## Work to be completed
Each line that follows is to be retyped exactly.

## Excerpted data
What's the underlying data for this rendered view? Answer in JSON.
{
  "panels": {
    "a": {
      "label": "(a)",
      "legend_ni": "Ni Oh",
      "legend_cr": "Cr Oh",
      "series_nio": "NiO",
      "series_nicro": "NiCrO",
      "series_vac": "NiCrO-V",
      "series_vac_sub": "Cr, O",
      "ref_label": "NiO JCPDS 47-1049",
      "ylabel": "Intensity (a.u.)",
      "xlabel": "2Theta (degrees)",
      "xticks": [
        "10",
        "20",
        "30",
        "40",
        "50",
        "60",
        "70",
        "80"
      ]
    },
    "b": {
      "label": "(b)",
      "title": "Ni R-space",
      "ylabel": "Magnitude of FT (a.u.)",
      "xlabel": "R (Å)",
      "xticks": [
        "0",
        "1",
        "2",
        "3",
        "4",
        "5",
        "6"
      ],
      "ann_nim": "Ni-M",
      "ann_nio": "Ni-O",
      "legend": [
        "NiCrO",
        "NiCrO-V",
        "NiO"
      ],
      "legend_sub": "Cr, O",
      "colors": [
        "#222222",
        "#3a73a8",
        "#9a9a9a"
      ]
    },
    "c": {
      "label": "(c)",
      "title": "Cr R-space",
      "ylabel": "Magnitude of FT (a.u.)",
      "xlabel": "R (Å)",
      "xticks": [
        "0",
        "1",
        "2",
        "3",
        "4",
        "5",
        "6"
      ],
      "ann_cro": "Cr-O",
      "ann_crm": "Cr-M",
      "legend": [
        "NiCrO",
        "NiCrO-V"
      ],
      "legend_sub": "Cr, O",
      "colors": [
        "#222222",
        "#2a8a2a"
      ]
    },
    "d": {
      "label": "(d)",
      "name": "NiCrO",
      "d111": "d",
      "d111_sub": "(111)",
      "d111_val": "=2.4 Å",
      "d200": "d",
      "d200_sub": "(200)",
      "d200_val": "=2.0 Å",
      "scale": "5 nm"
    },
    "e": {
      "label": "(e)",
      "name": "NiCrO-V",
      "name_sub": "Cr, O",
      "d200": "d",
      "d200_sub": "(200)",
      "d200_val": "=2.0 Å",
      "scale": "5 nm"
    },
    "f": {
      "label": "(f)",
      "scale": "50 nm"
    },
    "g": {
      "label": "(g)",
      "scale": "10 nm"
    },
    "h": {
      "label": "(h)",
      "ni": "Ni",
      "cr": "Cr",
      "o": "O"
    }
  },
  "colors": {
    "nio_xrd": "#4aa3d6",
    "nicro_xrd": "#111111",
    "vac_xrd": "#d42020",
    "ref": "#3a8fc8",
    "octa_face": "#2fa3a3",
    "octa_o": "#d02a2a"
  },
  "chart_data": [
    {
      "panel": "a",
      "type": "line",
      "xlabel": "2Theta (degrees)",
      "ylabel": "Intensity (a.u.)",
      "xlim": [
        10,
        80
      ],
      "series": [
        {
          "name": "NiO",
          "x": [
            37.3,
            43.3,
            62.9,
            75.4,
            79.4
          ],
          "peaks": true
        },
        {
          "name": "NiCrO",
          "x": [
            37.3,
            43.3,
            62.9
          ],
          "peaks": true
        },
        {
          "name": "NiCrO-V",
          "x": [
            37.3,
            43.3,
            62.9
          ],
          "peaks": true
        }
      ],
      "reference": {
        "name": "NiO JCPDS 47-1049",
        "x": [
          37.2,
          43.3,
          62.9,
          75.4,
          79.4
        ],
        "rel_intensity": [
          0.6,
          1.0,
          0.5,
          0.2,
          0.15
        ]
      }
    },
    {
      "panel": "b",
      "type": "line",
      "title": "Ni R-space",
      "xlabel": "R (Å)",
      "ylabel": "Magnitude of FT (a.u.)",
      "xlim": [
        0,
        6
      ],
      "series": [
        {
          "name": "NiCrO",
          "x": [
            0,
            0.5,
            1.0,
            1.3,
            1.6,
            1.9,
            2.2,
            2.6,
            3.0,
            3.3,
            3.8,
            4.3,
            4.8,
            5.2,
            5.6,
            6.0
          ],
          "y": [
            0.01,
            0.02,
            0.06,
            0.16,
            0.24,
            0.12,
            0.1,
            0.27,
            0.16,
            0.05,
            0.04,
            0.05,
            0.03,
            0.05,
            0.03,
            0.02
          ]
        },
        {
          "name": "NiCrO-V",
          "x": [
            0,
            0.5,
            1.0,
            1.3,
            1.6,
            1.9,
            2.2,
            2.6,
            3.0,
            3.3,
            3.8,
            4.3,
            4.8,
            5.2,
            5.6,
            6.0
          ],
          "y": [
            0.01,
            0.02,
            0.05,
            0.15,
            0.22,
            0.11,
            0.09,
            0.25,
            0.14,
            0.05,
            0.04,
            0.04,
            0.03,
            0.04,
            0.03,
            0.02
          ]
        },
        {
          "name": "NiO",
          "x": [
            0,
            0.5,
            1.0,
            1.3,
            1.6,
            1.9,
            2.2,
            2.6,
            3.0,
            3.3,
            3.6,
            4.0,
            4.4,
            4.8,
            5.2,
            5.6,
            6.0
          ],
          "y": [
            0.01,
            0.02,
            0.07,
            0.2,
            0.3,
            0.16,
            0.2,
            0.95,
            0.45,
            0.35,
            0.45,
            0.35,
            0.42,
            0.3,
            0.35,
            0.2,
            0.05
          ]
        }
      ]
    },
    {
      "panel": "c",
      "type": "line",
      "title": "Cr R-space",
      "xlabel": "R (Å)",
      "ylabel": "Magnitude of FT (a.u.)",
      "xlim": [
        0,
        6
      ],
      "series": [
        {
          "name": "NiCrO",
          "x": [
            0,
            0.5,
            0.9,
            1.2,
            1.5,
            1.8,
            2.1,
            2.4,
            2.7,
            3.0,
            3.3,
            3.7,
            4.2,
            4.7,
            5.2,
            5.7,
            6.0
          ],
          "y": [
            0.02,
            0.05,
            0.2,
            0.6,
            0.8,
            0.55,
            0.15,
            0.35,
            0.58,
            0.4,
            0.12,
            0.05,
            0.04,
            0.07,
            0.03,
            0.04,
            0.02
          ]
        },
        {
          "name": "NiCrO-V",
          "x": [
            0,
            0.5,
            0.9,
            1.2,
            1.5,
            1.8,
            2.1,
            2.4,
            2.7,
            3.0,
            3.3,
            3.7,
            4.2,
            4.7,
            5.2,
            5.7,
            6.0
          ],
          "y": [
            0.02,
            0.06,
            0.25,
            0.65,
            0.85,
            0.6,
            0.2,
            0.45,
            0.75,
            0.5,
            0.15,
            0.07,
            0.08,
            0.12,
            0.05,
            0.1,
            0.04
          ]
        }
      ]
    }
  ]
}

## Result of the task
What's the underlying data for this rendered view? Answer in JSON.
{
  "panels": {
    "a": {
      "label": "(a)",
      "legend_ni": "Ni Oh",
      "legend_cr": "Cr Oh",
      "series_nio": "NiO",
      "series_nicro": "NiCrO",
      "series_vac": "NiCrO-V",
      "series_vac_sub": "Cr, O",
      "ref_label": "NiO JCPDS 47-1049",
      "ylabel": "Intensity (a.u.)",
      "xlabel": "2Theta (degrees)",
      "xticks": [
        "10",
        "20",
        "30",
        "40",
        "50",
        "60",
        "70",
        "80"
      ]
    },
    "b": {
      "label": "(b)",
      "title": "Ni R-space",
      "ylabel": "Magnitude of FT (a.u.)",
      "xlabel": "R (Å)",
      "xticks": [
        "0",
        "1",
        "2",
        "3",
        "4",
        "5",
        "6"
      ],
      "ann_nim": "Ni-M",
      "ann_nio": "Ni-O",
      "legend": [
        "NiCrO",
        "NiCrO-V",
        "NiO"
      ],
      "legend_sub": "Cr, O",
      "colors": [
        "#222222",
        "#3a73a8",
        "#9a9a9a"
      ]
    },
    "c": {
      "label": "(c)",
      "title": "Cr R-space",
      "ylabel": "Magnitude of FT (a.u.)",
      "xlabel": "R (Å)",
      "xticks": [
        "0",
        "1",
        "2",
        "3",
        "4",
        "5",
        "6"
      ],
      "ann_cro": "Cr-O",
      "ann_crm": "Cr-M",
      "legend": [
        "NiCrO",
        "NiCrO-V"
      ],
      "legend_sub": "Cr, O",
      "colors": [
        "#222222",
        "#2a8a2a"
      ]
    },
    "d": {
      "label": "(d)",
      "name": "NiCrO",
      "d111": "d",
      "d111_sub": "(111)",
      "d111_val": "=2.4 Å",
      "d200": "d",
      "d200_sub": "(200)",
      "d200_val": "=2.0 Å",
      "scale": "5 nm"
    },
    "e": {
      "label": "(e)",
      "name": "NiCrO-V",
      "name_sub": "Cr, O",
      "d200": "d",
      "d200_sub": "(200)",
      "d200_val": "=2.0 Å",
      "scale": "5 nm"
    },
    "f": {
      "label": "(f)",
      "scale": "50 nm"
    },
    "g": {
      "label": "(g)",
      "scale": "10 nm"
    },
    "h": {
      "label": "(h)",
      "ni": "Ni",
      "cr": "Cr",
      "o": "O"
    }
  },
  "colors": {
    "nio_xrd": "#4aa3d6",
    "nicro_xrd": "#111111",
    "vac_xrd": "#d42020",
    "ref": "#3a8fc8",
    "octa_face": "#2fa3a3",
    "octa_o": "#d02a2a"
  },
  "chart_data": [
    {
      "panel": "a",
      "type": "line",
      "xlabel": "2Theta (degrees)",
      "ylabel": "Intensity (a.u.)",
      "xlim": [
        10,
        80
      ],
      "series": [
        {
          "name": "NiO",
          "x": [
            37.3,
            43.3,
            62.9,
            75.4,
            79.4
          ],
          "peaks": true
        },
        {
          "name": "NiCrO",
          "x": [
            37.3,
            43.3,
            62.9
          ],
          "peaks": true
        },
        {
          "name": "NiCrO-V",
          "x": [
            37.3,
            43.3,
            62.9
          ],
          "peaks": true
        }
      ],
      "reference": {
        "name": "NiO JCPDS 47-1049",
        "x": [
          37.2,
          43.3,
          62.9,
          75.4,
          79.4
        ],
        "rel_intensity": [
          0.6,
          1.0,
          0.5,
          0.2,
          0.15
        ]
      }
    },
    {
      "panel": "b",
      "type": "line",
      "title": "Ni R-space",
      "xlabel": "R (Å)",
      "ylabel": "Magnitude of FT (a.u.)",
      "xlim": [
        0,
        6
      ],
      "series": [
        {
          "name": "NiCrO",
          "x": [
            0,
            0.5,
            1.0,
            1.3,
            1.6,
            1.9,
            2.2,
            2.6,
            3.0,
            3.3,
            3.8,
            4.3,
            4.8,
            5.2,
            5.6,
            6.0
          ],
          "y": [
            0.01,
            0.02,
            0.06,
            0.16,
            0.24,
            0.12,
            0.1,
            0.27,
            0.16,
            0.05,
            0.04,
            0.05,
            0.03,
            0.05,
            0.03,
            0.02
          ]
        },
        {
          "name": "NiCrO-V",
          "x": [
            0,
            0.5,
            1.0,
            1.3,
            1.6,
            1.9,
            2.2,
            2.6,
            3.0,
            3.3,
            3.8,
            4.3,
            4.8,
            5.2,
            5.6,
            6.0
          ],
          "y": [
            0.01,
            0.02,
            0.05,
            0.15,
            0.22,
            0.11,
            0.09,
            0.25,
            0.14,
            0.05,
            0.04,
            0.04,
            0.03,
            0.04,
            0.03,
            0.02
          ]
        },
        {
          "name": "NiO",
          "x": [
            0,
            0.5,
            1.0,
            1.3,
            1.6,
            1.9,
            2.2,
            2.6,
            3.0,
            3.3,
            3.6,
            4.0,
            4.4,
            4.8,
            5.2,
            5.6,
            6.0
          ],
          "y": [
            0.01,
            0.02,
            0.07,
            0.2,
            0.3,
            0.16,
            0.2,
            0.95,
            0.45,
            0.35,
            0.45,
            0.35,
            0.42,
            0.3,
            0.35,
            0.2,
            0.05
          ]
        }
      ]
    },
    {
      "panel": "c",
      "type": "line",
      "title": "Cr R-space",
      "xlabel": "R (Å)",
      "ylabel": "Magnitude of FT (a.u.)",
      "xlim": [
        0,
        6
      ],
      "series": [
        {
          "name": "NiCrO",
          "x": [
            0,
            0.5,
            0.9,
            1.2,
            1.5,
            1.8,
            2.1,
            2.4,
            2.7,
            3.0,
            3.3,
            3.7,
            4.2,
            4.7,
            5.2,
            5.7,
            6.0
          ],
          "y": [
            0.02,
            0.05,
            0.2,
            0.6,
            0.8,
            0.55,
            0.15,
            0.35,
            0.58,
            0.4,
            0.12,
            0.05,
            0.04,
            0.07,
            0.03,
            0.04,
            0.02
          ]
        },
        {
          "name": "NiCrO-V",
          "x": [
            0,
            0.5,
            0.9,
            1.2,
            1.5,
            1.8,
            2.1,
            2.4,
            2.7,
            3.0,
            3.3,
            3.7,
            4.2,
            4.7,
            5.2,
            5.7,
            6.0
          ],
          "y": [
            0.02,
            0.06,
            0.25,
            0.65,
            0.85,
            0.6,
            0.2,
            0.45,
            0.75,
            0.5,
            0.15,
            0.07,
            0.08,
            0.12,
            0.05,
            0.1,
            0.04
          ]
        }
      ]
    }
  ]
}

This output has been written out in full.